Когда я читала многие военные книги – меня именно эта романтизация войны и убийства отталкивала. Не говорю уже о Проханове. Там даже не романтика – там комплексы.

– С чем, на твой взгляд, связана мужская романтизация войны?

– Такова их природа. Инстинкт! Тайный восторг перед оружием. Когда они его испытывают, им не до послевоенных проблем. Проблемы добра и зла, к сожалению, послевоенные проблемы. «Сначала надо выжить, а потом думать», – как признался мне один из героев моих «Цинковых мальчиков».

Когда я писала «У войны не женское лицо», я была очень молодая и очень доверяла жизни. Я обнаружила, что женщине, убивать труднее, чем мужчине. Она меньше для этого приспособлена. У нее генетически меньше этого опыта. Она теснее связана с миром живого, сама творит живое.

– Когда ты ездишь по всему миру, ты, конечно, сталкиваешься с феминистками. Втягивают ли они тебя в свои ряды?

– Да, сталкиваюсь. И их идеи мне близки. Думаю, что без интуитивной феминистской идеи не было бы книги «У войны не женское лицо». Она у меня стала получаться, лишь когда я высвободила себя и стала спрашивать то, что мне интересно как женщине. И мои собеседницы начинали заглядывать в себя. Обращаться к личному опыту. Помню, что если при нашем разговоре присутствовал мужчина, муж, то он чаще всего пытался нас повернуть на свой лад. Общезаданный. Опасался открывающегося женского знания, неожиданного, неузаконенного. Я не раз слышала: «А что, у нас мужчин-фронтовиков не хватает, почему вы женщин расспрашиваете?»

Мы живем в плену сугубо мужских представлений. Когда Адамович прочел «У войны не женское лицо», он сказал: «В голову бы не пришло задать ваши вопросы!»

Женщина-писатель должна быть равна себе, а не подчинять свой внутренний мир мужским законам. Увы, с точки зрения женской история войны не осмыслена.

– Ты об этой разнице между женским и мужским восприятием войны задумалась, уже написав «У войны не женское лицо»?

– Нет, раньше, году примерно в 76-м. Я прочла «Я из огненной деревни», а вскоре было совещание по военной литературе, где выступали Симонов, Адамович… Я брала интервью у Адамовича и ближе с ним познакомилась. Вспомнила свои встречи с воевавшими женщинами, свои разговоры с ними и подумала, что попробую сделать такую книгу. Меня всегда интересовали человеческие возможности и пределы. А женский взгляд, повторяю, может увидеть для мужчин закрытое.

##########

Задания к выполнению
A: Назовите все фамилии людей, которые упоминаются в интервью.
B: Дословно воспроизведите часть интервью, которая открывается словами «Когда я читала» и завершается словами «сама творит живое.».
Опирайтесь исключительно на интервью.

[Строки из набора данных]

##########

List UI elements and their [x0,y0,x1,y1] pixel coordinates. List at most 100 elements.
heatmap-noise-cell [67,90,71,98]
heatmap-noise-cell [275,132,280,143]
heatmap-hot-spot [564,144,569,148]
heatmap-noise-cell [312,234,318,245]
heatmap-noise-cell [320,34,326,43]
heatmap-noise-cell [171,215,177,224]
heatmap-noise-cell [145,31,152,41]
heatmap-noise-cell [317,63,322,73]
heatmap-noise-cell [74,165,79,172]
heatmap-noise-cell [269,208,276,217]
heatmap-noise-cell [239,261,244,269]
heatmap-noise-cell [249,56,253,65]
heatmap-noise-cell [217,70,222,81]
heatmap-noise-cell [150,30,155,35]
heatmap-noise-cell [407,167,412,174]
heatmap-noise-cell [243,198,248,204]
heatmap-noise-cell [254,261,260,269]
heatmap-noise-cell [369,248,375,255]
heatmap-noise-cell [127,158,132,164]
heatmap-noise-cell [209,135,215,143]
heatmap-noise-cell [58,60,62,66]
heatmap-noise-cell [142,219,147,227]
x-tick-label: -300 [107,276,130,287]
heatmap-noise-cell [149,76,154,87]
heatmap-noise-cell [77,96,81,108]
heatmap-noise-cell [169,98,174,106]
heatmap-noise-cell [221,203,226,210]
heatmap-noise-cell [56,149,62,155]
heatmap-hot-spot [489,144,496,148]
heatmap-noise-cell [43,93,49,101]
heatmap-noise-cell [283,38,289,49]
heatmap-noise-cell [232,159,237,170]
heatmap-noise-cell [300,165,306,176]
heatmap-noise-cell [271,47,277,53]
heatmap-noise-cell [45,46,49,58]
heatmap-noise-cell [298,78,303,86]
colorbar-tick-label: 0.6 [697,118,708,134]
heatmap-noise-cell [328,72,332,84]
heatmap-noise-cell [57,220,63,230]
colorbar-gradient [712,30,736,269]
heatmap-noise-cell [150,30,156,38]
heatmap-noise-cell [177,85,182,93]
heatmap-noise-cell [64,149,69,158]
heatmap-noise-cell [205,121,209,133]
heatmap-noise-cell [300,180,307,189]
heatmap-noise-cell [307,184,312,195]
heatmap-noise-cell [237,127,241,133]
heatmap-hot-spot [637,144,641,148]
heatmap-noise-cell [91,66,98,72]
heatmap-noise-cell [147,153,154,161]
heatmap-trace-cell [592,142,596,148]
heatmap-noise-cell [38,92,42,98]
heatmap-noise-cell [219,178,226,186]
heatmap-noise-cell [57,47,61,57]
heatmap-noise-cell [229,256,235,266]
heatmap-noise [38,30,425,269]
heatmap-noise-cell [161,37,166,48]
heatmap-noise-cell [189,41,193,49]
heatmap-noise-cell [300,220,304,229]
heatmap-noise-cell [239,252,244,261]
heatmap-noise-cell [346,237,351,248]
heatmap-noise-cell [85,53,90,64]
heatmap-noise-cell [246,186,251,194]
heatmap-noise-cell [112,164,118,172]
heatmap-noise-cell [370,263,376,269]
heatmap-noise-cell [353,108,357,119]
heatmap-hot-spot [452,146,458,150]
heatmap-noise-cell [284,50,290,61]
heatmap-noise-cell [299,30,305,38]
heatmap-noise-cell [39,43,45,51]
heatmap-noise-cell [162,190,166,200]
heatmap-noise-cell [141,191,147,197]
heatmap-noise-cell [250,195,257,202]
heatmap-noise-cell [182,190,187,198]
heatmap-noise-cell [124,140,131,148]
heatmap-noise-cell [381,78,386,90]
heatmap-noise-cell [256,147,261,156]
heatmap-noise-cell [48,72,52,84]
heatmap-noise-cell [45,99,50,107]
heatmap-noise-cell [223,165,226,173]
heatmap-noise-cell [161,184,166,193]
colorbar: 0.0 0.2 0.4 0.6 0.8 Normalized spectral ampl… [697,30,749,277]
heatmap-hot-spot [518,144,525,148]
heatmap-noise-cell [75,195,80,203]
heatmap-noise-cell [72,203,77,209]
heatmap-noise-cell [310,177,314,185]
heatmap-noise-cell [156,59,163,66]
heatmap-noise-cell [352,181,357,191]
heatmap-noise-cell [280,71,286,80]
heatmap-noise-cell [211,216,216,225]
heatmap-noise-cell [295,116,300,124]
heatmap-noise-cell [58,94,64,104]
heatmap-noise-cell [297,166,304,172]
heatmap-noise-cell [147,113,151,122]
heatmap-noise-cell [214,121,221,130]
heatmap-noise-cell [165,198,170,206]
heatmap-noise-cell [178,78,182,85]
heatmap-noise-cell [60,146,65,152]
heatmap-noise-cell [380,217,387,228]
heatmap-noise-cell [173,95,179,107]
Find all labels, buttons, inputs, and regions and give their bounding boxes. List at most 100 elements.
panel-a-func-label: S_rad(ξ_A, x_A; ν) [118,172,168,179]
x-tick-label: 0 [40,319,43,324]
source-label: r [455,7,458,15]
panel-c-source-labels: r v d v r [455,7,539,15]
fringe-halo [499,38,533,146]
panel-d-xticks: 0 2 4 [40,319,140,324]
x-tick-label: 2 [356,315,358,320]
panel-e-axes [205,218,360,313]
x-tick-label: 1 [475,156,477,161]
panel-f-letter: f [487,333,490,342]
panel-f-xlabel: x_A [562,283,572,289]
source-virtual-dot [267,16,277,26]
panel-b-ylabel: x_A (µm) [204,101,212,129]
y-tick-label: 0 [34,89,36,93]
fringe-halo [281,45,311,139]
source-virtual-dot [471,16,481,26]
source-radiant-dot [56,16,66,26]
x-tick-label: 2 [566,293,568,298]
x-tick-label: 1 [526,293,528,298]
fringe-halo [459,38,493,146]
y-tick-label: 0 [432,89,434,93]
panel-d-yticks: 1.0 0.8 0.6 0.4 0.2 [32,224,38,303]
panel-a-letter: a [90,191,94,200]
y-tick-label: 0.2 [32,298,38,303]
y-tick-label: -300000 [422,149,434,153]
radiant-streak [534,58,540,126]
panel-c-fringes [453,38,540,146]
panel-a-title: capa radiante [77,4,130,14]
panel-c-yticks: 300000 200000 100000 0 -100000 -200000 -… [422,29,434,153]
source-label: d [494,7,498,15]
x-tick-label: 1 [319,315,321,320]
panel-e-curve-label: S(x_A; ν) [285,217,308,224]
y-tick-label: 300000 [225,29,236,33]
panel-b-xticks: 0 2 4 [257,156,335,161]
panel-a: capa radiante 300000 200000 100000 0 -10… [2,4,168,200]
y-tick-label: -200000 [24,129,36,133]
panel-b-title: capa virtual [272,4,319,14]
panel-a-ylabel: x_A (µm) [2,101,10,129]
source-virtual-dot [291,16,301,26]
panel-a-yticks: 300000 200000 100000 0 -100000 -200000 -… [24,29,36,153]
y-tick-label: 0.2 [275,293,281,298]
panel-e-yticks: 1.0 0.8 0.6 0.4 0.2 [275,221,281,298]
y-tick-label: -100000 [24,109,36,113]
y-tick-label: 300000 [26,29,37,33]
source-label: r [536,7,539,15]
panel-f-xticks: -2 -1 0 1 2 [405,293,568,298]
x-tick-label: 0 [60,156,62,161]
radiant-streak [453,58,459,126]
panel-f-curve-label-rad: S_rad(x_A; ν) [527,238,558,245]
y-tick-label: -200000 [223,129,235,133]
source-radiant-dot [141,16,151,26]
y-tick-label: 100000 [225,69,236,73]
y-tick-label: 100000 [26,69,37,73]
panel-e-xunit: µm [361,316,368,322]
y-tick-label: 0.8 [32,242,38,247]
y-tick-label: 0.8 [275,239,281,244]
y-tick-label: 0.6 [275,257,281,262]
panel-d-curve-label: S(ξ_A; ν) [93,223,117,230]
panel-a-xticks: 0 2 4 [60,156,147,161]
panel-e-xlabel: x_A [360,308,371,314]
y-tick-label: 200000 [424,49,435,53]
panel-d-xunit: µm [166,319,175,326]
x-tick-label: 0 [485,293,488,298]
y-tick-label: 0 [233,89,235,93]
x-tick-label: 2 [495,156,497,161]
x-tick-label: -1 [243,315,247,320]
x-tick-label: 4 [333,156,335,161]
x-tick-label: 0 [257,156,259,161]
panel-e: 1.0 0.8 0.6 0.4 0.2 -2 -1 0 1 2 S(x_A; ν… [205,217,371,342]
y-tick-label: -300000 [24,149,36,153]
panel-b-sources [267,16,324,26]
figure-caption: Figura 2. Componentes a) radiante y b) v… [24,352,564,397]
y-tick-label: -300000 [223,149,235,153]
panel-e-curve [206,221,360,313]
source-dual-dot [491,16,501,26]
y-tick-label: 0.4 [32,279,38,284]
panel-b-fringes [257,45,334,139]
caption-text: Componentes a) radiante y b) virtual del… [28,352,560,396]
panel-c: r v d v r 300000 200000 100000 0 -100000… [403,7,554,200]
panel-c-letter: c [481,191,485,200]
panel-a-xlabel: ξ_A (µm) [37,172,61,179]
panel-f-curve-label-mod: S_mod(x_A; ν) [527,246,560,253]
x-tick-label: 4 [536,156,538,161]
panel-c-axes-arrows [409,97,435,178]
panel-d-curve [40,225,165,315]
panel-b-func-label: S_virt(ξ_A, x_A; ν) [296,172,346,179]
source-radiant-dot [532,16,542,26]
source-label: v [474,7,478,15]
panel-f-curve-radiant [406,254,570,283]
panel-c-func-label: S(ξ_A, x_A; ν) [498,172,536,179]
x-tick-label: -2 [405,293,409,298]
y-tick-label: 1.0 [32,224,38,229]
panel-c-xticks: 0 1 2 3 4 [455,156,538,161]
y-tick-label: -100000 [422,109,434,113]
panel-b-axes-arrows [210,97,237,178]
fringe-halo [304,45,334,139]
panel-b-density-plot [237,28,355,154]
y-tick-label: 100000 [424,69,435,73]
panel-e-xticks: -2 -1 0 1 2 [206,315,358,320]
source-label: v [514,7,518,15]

##########

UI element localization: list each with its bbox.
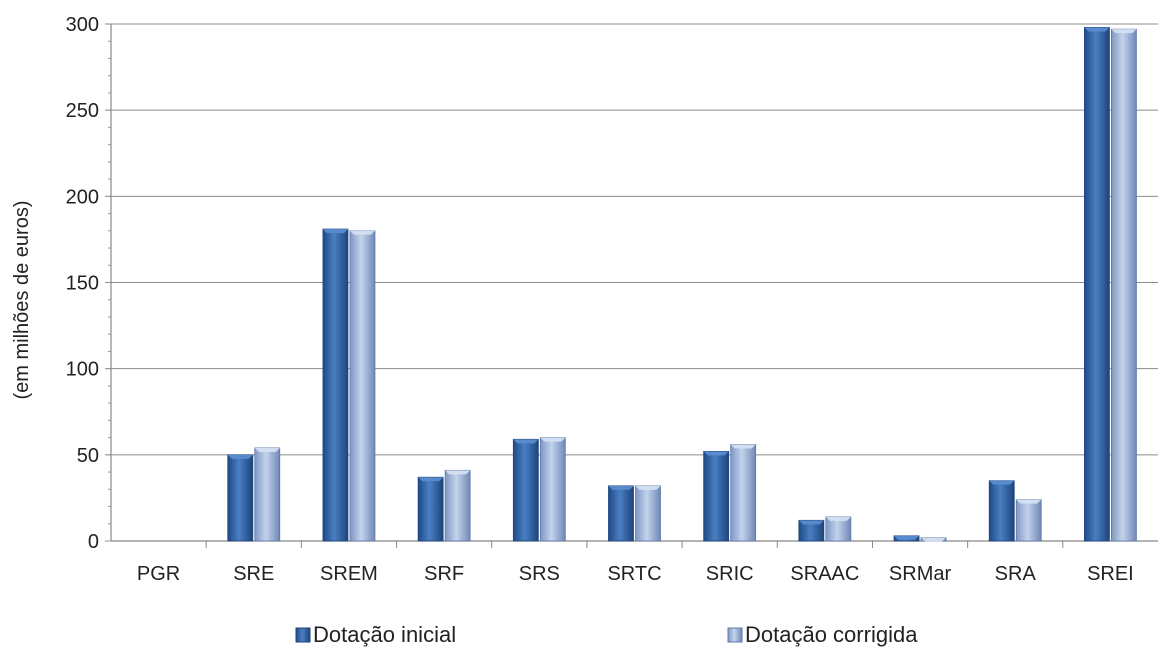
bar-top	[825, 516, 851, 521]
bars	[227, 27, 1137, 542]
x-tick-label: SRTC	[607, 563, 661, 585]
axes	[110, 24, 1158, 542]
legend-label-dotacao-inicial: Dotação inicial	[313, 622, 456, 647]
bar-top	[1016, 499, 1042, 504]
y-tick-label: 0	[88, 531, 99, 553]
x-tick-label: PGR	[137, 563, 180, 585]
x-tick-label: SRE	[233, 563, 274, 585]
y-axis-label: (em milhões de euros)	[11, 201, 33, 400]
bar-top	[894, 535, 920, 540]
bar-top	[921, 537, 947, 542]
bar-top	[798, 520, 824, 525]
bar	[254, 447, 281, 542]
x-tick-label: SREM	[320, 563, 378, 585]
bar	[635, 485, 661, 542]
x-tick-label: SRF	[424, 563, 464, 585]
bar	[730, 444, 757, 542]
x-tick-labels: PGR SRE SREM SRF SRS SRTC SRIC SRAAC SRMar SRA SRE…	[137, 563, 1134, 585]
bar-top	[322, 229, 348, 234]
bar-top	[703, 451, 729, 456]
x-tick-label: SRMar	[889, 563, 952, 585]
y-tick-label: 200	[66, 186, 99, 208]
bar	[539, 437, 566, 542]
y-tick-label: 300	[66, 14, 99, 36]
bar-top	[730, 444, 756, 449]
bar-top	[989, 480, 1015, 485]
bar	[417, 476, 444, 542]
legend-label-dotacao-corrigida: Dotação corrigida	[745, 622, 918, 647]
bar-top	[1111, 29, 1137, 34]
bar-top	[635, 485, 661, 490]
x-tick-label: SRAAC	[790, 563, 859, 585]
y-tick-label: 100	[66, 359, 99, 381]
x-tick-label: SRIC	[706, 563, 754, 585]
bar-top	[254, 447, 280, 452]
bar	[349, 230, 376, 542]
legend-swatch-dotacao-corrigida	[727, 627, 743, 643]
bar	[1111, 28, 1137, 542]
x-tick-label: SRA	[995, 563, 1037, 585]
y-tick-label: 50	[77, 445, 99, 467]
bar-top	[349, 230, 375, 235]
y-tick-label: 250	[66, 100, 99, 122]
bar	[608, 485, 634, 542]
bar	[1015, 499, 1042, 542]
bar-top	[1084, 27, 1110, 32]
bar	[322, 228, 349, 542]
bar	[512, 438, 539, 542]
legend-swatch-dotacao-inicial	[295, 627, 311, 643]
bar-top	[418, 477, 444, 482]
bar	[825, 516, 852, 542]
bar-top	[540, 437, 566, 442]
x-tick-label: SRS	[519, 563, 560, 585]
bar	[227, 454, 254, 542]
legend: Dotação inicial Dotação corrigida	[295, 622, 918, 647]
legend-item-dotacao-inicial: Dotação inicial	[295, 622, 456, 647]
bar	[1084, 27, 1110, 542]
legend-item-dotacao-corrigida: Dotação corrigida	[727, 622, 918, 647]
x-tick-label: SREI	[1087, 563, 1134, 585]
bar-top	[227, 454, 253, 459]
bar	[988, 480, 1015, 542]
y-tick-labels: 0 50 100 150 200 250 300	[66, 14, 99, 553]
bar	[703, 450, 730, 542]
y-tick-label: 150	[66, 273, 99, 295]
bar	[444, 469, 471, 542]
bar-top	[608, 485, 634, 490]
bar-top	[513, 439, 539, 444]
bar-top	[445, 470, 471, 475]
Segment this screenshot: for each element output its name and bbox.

##########

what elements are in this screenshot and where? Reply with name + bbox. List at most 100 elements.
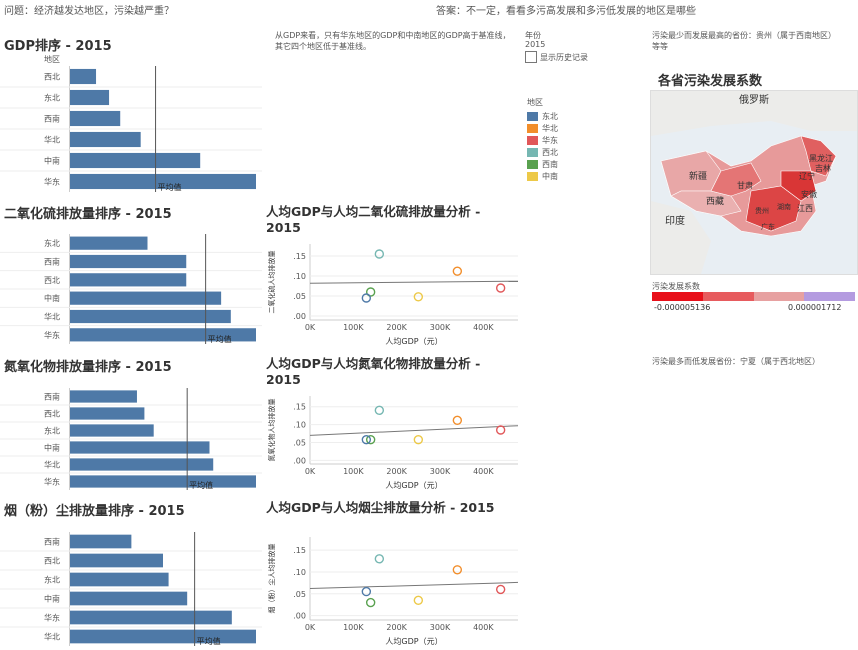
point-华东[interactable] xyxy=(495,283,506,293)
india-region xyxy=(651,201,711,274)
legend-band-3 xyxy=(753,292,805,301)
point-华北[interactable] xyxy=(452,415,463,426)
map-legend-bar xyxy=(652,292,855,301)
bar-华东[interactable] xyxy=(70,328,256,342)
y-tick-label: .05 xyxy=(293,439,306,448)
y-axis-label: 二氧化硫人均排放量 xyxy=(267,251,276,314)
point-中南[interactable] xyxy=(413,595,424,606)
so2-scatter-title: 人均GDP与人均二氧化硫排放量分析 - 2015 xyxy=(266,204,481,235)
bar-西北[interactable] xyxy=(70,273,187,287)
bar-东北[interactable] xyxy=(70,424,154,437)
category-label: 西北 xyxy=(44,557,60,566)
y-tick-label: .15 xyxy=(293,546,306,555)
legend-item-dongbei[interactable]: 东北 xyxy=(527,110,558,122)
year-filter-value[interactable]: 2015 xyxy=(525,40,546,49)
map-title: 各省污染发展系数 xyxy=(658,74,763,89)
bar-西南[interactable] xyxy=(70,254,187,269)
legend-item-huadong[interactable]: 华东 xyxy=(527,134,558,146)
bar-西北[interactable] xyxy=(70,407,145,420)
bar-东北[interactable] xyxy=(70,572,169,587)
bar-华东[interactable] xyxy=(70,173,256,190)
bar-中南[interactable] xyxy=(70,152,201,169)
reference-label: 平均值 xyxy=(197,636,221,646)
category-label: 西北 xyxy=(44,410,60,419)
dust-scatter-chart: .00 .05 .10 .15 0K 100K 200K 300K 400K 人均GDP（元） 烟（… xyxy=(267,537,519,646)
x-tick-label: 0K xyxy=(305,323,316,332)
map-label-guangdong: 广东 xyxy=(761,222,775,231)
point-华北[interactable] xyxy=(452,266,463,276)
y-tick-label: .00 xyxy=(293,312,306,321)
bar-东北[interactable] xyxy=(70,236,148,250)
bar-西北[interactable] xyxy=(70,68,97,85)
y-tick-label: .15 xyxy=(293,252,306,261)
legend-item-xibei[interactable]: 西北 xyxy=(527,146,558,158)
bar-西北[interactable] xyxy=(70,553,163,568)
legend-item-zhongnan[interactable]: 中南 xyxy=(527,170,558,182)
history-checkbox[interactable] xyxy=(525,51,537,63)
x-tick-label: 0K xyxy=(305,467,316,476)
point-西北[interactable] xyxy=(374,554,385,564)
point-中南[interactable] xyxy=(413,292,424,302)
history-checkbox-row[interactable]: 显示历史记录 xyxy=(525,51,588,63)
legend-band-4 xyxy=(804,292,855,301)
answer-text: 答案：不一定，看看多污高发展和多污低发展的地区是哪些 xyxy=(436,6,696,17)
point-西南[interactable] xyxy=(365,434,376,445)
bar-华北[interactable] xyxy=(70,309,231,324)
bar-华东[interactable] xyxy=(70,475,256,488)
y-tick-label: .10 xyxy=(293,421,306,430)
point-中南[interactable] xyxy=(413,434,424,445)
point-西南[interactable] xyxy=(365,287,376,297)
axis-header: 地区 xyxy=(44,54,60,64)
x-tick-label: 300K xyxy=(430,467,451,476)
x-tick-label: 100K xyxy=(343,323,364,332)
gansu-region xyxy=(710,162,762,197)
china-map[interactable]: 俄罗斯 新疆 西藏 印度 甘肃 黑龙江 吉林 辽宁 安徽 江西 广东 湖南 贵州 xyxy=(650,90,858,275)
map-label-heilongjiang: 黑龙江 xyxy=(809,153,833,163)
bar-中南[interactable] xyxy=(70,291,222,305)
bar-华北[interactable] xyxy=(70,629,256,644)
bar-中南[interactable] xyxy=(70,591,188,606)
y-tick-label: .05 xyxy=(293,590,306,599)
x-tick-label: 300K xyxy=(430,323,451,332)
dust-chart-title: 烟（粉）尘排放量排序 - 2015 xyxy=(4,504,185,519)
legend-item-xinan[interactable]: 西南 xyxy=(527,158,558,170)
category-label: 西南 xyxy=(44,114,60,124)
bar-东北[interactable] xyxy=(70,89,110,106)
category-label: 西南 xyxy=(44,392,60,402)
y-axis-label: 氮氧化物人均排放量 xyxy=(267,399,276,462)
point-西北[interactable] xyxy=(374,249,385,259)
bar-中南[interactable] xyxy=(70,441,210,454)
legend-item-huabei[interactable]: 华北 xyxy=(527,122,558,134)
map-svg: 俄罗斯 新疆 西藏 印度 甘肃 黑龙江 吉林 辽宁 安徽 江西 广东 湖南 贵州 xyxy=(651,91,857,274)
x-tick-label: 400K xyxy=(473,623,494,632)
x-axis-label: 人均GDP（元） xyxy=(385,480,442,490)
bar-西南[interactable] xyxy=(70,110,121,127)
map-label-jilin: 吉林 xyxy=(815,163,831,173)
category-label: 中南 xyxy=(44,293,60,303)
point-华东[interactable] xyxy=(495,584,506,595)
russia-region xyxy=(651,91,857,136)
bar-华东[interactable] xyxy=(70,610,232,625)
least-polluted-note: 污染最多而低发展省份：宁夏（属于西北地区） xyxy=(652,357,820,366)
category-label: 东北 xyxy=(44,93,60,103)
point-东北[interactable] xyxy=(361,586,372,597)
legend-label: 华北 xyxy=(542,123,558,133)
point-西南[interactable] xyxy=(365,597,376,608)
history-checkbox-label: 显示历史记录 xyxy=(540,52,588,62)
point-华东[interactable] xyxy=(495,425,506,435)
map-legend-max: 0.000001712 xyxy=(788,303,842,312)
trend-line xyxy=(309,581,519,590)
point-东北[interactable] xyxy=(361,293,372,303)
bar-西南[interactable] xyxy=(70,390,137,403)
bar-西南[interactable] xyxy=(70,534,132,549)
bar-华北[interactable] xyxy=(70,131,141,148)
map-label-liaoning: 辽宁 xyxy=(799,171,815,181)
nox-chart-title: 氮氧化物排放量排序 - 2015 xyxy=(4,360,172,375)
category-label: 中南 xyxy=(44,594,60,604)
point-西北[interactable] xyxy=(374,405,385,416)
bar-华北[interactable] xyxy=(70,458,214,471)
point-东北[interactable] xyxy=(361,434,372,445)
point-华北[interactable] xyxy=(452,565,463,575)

##########

Ответы по заданиям
A: Проханов, Адамович, Симонов

B:
Когда я читала многие военные книги – меня именно эта романтизация войны и убийства отталкивала. Не говорю уже о Проханове. Там даже не романтика – там комплексы.

– С чем, на твой взгляд, связана мужская романтизация войны?

– Такова их природа. Инстинкт! Тайный восторг перед оружием. Когда они его испытывают, им не до послевоенных проблем. Проблемы добра и зла, к сожалению, послевоенные проблемы. «Сначала надо выжить, а потом думать», – как признался мне один из героев моих «Цинковых мальчиков».

Когда я писала «У войны не женское лицо», я была очень молодая и очень доверяла жизни. Я обнаружила, что женщине, убивать труднее, чем мужчине. Она меньше для этого приспособлена. У нее генетически меньше этого опыта. Она теснее связана с миром живого, сама творит живое.